AIM OF THE EXERCISE ::
Output every entry exactly as given.

BEGIN SUPPLIED MATERIAL

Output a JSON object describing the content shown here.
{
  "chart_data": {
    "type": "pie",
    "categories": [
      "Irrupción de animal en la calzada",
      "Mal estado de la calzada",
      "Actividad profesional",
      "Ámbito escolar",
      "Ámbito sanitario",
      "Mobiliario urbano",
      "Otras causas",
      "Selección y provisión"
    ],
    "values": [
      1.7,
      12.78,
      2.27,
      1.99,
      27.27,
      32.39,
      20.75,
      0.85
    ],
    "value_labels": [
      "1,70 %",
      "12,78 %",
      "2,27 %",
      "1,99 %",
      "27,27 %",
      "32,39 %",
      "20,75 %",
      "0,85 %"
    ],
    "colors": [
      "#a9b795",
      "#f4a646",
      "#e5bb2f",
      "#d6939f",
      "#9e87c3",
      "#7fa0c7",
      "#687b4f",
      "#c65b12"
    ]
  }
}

END SUPPLIED MATERIAL

ANSWER IN FULL ::
Output a JSON object describing the content shown here.
{
  "chart_data": {
    "type": "pie",
    "categories": [
      "Irrupción de animal en la calzada",
      "Mal estado de la calzada",
      "Actividad profesional",
      "Ámbito escolar",
      "Ámbito sanitario",
      "Mobiliario urbano",
      "Otras causas",
      "Selección y provisión"
    ],
    "values": [
      1.7,
      12.78,
      2.27,
      1.99,
      27.27,
      32.39,
      20.75,
      0.85
    ],
    "value_labels": [
      "1,70 %",
      "12,78 %",
      "2,27 %",
      "1,99 %",
      "27,27 %",
      "32,39 %",
      "20,75 %",
      "0,85 %"
    ],
    "colors": [
      "#a9b795",
      "#f4a646",
      "#e5bb2f",
      "#d6939f",
      "#9e87c3",
      "#7fa0c7",
      "#687b4f",
      "#c65b12"
    ]
  }
}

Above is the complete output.